Turn every line of the material into a Markdown table with the columns "Row" and "Line," numbering the rows in order and leaving out blank lines.

- [Dataset items]
***
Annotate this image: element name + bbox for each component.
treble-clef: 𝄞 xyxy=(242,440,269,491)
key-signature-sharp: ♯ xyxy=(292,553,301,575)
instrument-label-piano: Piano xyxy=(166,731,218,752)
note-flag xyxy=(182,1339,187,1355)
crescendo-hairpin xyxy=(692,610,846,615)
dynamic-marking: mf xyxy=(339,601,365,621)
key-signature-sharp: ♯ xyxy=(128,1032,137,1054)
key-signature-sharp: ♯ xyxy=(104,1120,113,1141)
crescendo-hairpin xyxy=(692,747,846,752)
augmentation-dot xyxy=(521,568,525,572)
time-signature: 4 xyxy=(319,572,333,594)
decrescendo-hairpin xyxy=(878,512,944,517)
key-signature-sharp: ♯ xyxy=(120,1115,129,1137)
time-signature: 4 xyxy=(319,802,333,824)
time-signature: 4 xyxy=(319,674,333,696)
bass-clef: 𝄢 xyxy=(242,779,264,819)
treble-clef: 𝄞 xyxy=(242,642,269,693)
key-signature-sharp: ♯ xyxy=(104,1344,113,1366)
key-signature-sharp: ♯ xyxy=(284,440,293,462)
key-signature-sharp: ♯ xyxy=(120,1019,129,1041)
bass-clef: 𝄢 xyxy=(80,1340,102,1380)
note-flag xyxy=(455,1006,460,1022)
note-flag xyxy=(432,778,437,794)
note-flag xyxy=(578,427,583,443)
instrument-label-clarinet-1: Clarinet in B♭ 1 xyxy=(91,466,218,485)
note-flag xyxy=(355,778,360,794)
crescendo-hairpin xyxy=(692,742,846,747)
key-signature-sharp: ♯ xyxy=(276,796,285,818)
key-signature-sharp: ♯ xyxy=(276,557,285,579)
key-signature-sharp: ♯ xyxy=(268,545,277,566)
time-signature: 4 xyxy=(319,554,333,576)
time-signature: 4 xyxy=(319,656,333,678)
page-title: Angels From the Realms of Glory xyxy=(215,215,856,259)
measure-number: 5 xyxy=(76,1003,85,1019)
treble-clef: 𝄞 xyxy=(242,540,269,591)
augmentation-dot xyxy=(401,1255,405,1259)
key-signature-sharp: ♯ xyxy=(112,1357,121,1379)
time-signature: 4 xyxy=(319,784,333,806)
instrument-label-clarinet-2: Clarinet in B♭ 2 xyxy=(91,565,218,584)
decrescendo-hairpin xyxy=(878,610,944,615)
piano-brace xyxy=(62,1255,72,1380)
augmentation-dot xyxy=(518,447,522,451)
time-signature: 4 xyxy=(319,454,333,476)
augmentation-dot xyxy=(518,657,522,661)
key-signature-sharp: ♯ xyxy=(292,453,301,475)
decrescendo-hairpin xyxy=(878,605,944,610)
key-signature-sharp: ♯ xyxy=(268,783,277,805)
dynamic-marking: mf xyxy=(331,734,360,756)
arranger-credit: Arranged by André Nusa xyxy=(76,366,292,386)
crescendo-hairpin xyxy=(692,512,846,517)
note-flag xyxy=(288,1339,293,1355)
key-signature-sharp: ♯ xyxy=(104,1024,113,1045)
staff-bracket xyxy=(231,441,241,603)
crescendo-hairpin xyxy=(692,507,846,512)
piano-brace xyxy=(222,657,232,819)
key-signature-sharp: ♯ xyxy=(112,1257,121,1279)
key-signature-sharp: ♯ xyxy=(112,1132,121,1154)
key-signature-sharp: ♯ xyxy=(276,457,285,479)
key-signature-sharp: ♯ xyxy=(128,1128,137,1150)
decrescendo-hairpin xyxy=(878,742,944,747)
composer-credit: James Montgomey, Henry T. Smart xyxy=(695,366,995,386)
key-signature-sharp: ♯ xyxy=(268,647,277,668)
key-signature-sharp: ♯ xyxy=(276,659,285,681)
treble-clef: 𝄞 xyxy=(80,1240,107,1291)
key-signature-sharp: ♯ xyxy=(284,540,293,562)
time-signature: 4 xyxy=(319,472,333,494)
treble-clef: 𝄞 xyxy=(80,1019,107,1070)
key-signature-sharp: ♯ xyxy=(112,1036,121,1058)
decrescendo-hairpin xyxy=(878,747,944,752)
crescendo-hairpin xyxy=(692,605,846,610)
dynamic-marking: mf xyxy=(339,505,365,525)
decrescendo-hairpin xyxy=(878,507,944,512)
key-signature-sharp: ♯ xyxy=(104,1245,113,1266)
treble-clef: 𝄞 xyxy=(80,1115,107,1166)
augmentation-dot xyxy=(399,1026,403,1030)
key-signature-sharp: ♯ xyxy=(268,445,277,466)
***
- [REPLY TO THE EXERCISE]
| Row | Line |
|---|---|
| 1 | Annotate this image: element name + bbox for each component. |
| 2 | treble-clef: 𝄞 xyxy=(242,440,269,491) |
| 3 | key-signature-sharp: ♯ xyxy=(292,553,301,575) |
| 4 | instrument-label-piano: Piano xyxy=(166,731,218,752) |
| 5 | note-flag xyxy=(182,1339,187,1355) |
| 6 | crescendo-hairpin xyxy=(692,610,846,615) |
| 7 | dynamic-marking: mf xyxy=(339,601,365,621) |
| 8 | key-signature-sharp: ♯ xyxy=(128,1032,137,1054) |
| 9 | key-signature-sharp: ♯ xyxy=(104,1120,113,1141) |
| 10 | crescendo-hairpin xyxy=(692,747,846,752) |
| 11 | augmentation-dot xyxy=(521,568,525,572) |
| 12 | time-signature: 4 xyxy=(319,572,333,594) |
| 13 | decrescendo-hairpin xyxy=(878,512,944,517) |
| 14 | key-signature-sharp: ♯ xyxy=(120,1115,129,1137) |
| 15 | time-signature: 4 xyxy=(319,802,333,824) |
| 16 | time-signature: 4 xyxy=(319,674,333,696) |
| 17 | bass-clef: 𝄢 xyxy=(242,779,264,819) |
| 18 | treble-clef: 𝄞 xyxy=(242,642,269,693) |
| 19 | key-signature-sharp: ♯ xyxy=(104,1344,113,1366) |
| 20 | key-signature-sharp: ♯ xyxy=(284,440,293,462) |
| 21 | key-signature-sharp: ♯ xyxy=(120,1019,129,1041) |
| 22 | bass-clef: 𝄢 xyxy=(80,1340,102,1380) |
| 23 | note-flag xyxy=(455,1006,460,1022) |
| 24 | note-flag xyxy=(432,778,437,794) |
| 25 | note-flag xyxy=(578,427,583,443) |
| 26 | instrument-label-clarinet-1: Clarinet in B♭ 1 xyxy=(91,466,218,485) |
| 27 | note-flag xyxy=(355,778,360,794) |
| 28 | crescendo-hairpin xyxy=(692,742,846,747) |
| 29 | key-signature-sharp: ♯ xyxy=(276,796,285,818) |
| 30 | key-signature-sharp: ♯ xyxy=(276,557,285,579) |
| 31 | key-signature-sharp: ♯ xyxy=(268,545,277,566) |
| 32 | time-signature: 4 xyxy=(319,554,333,576) |
| 33 | time-signature: 4 xyxy=(319,656,333,678) |
| 34 | page-title: Angels From the Realms of Glory xyxy=(215,215,856,259) |
| 35 | measure-number: 5 xyxy=(76,1003,85,1019) |
| 36 | treble-clef: 𝄞 xyxy=(242,540,269,591) |
| 37 | augmentation-dot xyxy=(401,1255,405,1259) |
| 38 | key-signature-sharp: ♯ xyxy=(112,1357,121,1379) |
| 39 | time-signature: 4 xyxy=(319,784,333,806) |
| 40 | instrument-label-clarinet-2: Clarinet in B♭ 2 xyxy=(91,565,218,584) |
| 41 | decrescendo-hairpin xyxy=(878,610,944,615) |
| 42 | piano-brace xyxy=(62,1255,72,1380) |
| 43 | augmentation-dot xyxy=(518,447,522,451) |
| 44 | time-signature: 4 xyxy=(319,454,333,476) |
| 45 | augmentation-dot xyxy=(518,657,522,661) |
| 46 | key-signature-sharp: ♯ xyxy=(292,453,301,475) |
| 47 | decrescendo-hairpin xyxy=(878,605,944,610) |
| 48 | key-signature-sharp: ♯ xyxy=(268,783,277,805) |
| 49 | dynamic-marking: mf xyxy=(331,734,360,756) |
| 50 | arranger-credit: Arranged by André Nusa xyxy=(76,366,292,386) |
| 51 | crescendo-hairpin xyxy=(692,512,846,517) |
| 52 | note-flag xyxy=(288,1339,293,1355) |
| 53 | key-signature-sharp: ♯ xyxy=(104,1024,113,1045) |
| 54 | staff-bracket xyxy=(231,441,241,603) |
| 55 | crescendo-hairpin xyxy=(692,507,846,512) |
| 56 | piano-brace xyxy=(222,657,232,819) |
| 57 | key-signature-sharp: ♯ xyxy=(112,1257,121,1279) |
| 58 | key-signature-sharp: ♯ xyxy=(112,1132,121,1154) |
| 59 | key-signature-sharp: ♯ xyxy=(276,457,285,479) |
| 60 | key-signature-sharp: ♯ xyxy=(128,1128,137,1150) |
| 61 | decrescendo-hairpin xyxy=(878,742,944,747) |
| 62 | composer-credit: James Montgomey, Henry T. Smart xyxy=(695,366,995,386) |
| 63 | key-signature-sharp: ♯ xyxy=(268,647,277,668) |
| 64 | key-signature-sharp: ♯ xyxy=(276,659,285,681) |
| 65 | treble-clef: 𝄞 xyxy=(80,1240,107,1291) |
| 66 | key-signature-sharp: ♯ xyxy=(284,540,293,562) |
| 67 | time-signature: 4 xyxy=(319,472,333,494) |
| 68 | treble-clef: 𝄞 xyxy=(80,1019,107,1070) |
| 69 | key-signature-sharp: ♯ xyxy=(112,1036,121,1058) |
| 70 | decrescendo-hairpin xyxy=(878,747,944,752) |
| 71 | crescendo-hairpin xyxy=(692,605,846,610) |
| 72 | dynamic-marking: mf xyxy=(339,505,365,525) |
| 73 | decrescendo-hairpin xyxy=(878,507,944,512) |
| 74 | key-signature-sharp: ♯ xyxy=(104,1245,113,1266) |
| 75 | treble-clef: 𝄞 xyxy=(80,1115,107,1166) |
| 76 | augmentation-dot xyxy=(399,1026,403,1030) |
| 77 | key-signature-sharp: ♯ xyxy=(268,445,277,466) |